> **STATED PROBLEM**: Copy out each line that includes the word "including".

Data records
▼▼▼

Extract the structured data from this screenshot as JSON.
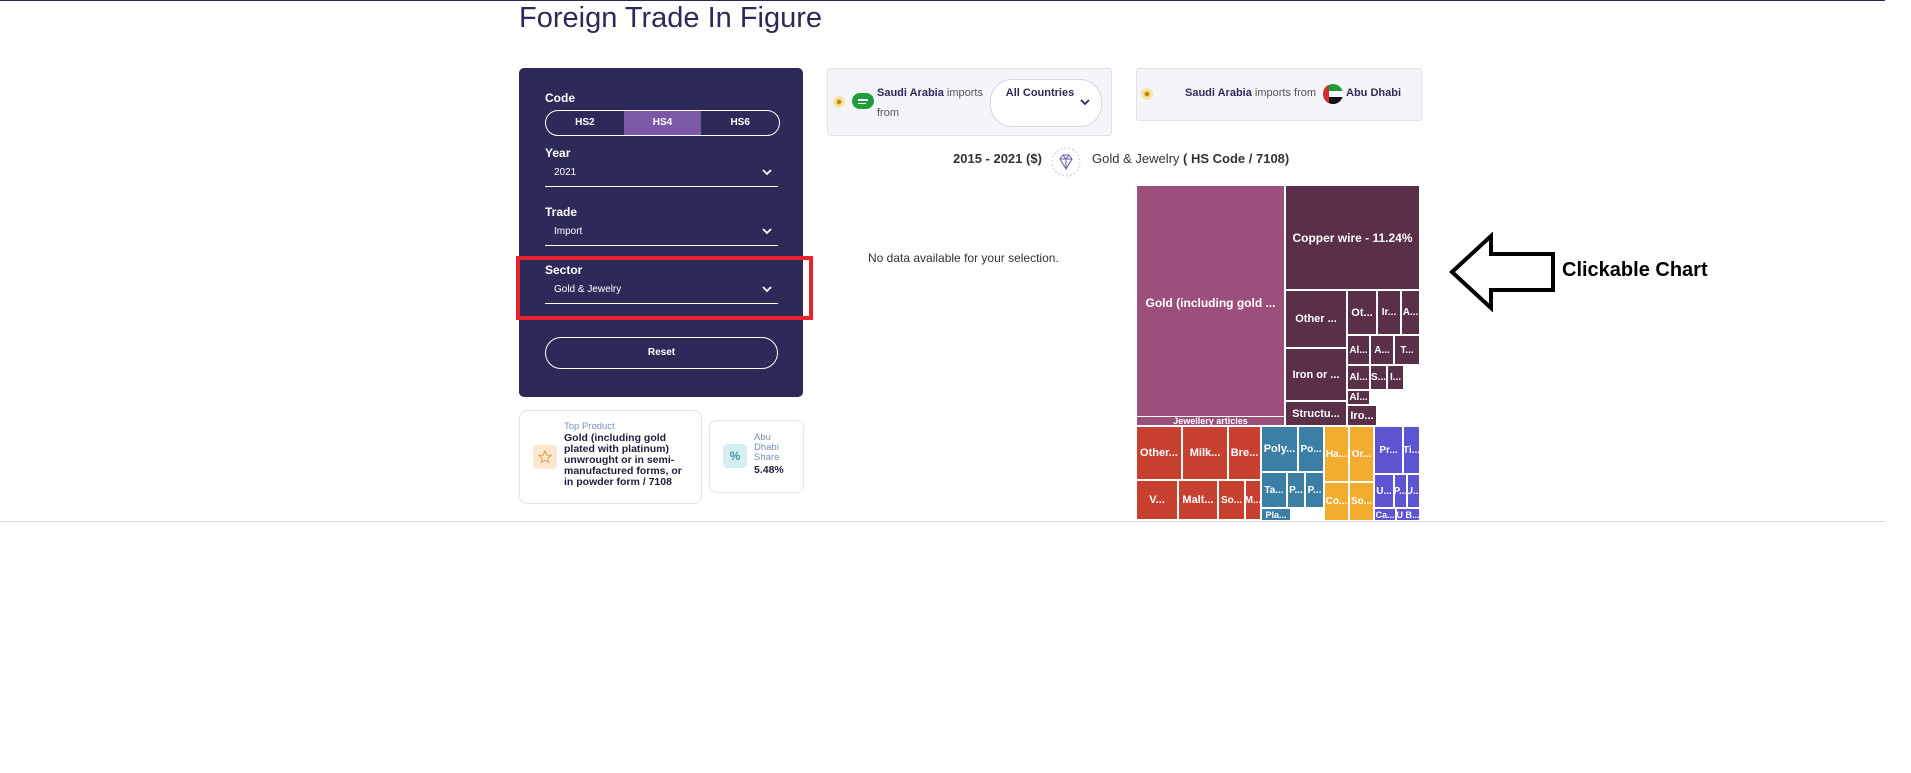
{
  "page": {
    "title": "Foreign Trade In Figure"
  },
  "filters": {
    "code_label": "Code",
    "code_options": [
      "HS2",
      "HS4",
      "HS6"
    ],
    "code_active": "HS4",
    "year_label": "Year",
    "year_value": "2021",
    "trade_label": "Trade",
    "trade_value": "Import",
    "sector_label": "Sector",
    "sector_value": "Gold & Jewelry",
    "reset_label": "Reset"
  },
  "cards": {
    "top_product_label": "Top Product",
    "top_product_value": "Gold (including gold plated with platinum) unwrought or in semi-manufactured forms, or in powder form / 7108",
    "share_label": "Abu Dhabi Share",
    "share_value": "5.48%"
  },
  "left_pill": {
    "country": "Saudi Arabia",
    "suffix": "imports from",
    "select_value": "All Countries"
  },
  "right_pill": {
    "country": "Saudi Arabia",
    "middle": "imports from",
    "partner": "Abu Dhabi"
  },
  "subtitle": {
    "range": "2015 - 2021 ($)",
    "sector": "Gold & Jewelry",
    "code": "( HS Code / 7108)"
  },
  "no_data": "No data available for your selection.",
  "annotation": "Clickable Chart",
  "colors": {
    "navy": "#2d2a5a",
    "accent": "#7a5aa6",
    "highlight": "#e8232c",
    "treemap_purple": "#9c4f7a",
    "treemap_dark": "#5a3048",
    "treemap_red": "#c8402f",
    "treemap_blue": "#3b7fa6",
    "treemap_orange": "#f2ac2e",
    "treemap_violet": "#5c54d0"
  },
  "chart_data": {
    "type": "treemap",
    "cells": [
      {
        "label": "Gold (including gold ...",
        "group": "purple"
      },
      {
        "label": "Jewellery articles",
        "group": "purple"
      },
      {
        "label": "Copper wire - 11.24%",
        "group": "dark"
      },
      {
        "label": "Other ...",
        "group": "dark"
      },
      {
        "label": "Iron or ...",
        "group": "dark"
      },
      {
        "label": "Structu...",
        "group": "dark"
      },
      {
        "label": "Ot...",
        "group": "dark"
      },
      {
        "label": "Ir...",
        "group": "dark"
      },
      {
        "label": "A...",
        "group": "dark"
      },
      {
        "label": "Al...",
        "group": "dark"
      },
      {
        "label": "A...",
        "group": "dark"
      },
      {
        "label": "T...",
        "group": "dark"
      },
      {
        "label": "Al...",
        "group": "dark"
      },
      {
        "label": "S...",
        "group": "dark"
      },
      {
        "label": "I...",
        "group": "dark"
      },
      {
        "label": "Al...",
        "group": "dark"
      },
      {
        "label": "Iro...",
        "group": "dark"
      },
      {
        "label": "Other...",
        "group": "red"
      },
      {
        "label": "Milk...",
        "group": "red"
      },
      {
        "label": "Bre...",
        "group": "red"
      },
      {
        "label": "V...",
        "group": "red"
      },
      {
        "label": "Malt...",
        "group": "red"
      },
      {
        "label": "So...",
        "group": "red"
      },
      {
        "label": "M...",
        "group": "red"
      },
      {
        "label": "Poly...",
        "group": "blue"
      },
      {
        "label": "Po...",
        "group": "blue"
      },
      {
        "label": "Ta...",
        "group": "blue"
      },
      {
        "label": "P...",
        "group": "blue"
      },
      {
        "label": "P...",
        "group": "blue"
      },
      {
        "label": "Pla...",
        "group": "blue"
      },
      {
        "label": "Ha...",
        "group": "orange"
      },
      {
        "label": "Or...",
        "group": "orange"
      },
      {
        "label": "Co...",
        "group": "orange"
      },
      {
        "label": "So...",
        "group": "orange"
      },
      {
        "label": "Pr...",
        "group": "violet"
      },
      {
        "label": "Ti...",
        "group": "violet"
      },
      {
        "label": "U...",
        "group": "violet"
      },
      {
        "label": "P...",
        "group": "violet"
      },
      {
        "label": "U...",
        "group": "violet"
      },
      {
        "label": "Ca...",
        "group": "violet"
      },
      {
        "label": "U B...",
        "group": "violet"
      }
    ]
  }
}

▲▲▲
▼▼▼

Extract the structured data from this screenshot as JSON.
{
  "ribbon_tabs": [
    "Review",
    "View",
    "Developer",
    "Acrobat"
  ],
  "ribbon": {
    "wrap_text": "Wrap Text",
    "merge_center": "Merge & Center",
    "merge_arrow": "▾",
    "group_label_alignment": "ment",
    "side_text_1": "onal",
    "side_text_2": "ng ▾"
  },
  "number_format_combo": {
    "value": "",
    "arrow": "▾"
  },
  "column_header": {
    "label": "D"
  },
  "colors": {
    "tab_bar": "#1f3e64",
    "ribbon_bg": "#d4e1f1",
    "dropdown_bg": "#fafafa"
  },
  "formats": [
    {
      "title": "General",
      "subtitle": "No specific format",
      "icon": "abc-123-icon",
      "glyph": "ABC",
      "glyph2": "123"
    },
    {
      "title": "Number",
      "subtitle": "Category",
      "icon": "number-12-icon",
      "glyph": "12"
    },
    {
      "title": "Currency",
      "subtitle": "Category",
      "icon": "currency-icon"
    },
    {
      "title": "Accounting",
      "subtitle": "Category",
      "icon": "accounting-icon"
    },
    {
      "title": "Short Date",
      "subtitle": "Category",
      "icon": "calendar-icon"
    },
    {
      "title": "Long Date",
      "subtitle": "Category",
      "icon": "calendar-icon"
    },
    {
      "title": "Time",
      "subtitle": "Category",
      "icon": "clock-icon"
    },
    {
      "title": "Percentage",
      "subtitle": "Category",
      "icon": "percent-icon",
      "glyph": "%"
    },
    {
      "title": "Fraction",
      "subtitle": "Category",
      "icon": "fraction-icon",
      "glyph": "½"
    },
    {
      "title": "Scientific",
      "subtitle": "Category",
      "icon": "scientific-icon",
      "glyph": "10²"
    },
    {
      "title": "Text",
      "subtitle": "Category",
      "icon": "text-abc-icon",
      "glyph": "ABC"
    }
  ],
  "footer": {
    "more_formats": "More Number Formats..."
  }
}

▲▲▲
▼▼▼

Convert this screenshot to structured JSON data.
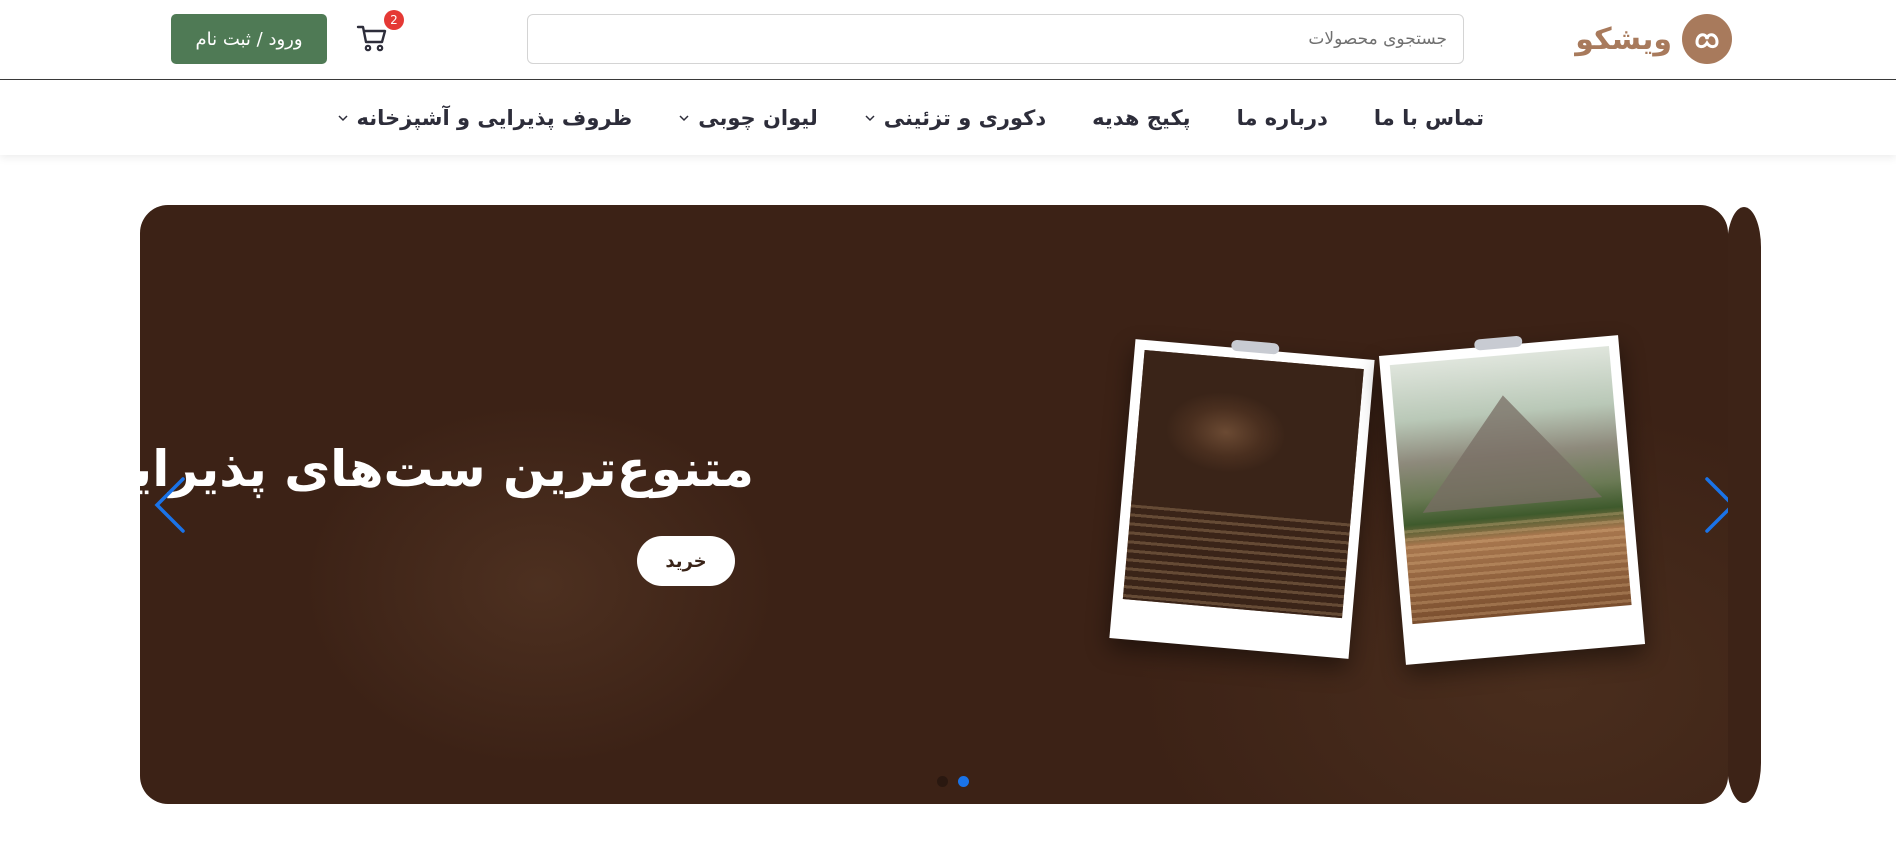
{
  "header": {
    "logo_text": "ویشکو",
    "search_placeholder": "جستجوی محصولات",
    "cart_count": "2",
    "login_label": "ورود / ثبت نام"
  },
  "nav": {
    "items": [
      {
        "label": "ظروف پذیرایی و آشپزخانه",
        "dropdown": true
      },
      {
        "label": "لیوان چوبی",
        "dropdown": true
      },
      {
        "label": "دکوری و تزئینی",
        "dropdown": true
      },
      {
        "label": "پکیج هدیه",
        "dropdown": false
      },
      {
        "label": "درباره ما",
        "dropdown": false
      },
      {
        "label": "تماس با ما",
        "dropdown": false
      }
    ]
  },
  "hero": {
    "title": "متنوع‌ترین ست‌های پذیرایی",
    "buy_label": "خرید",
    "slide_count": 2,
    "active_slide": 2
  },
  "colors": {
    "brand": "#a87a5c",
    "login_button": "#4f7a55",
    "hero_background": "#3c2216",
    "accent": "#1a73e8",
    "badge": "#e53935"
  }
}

▲▲▲

> **EXERCISE OUTPUT**:
    "top_product_value": "Gold (including gold plated with platinum) unwrought or in semi-manufactured forms, or in powder form / 7108",
        "label": "Gold (including gold ...",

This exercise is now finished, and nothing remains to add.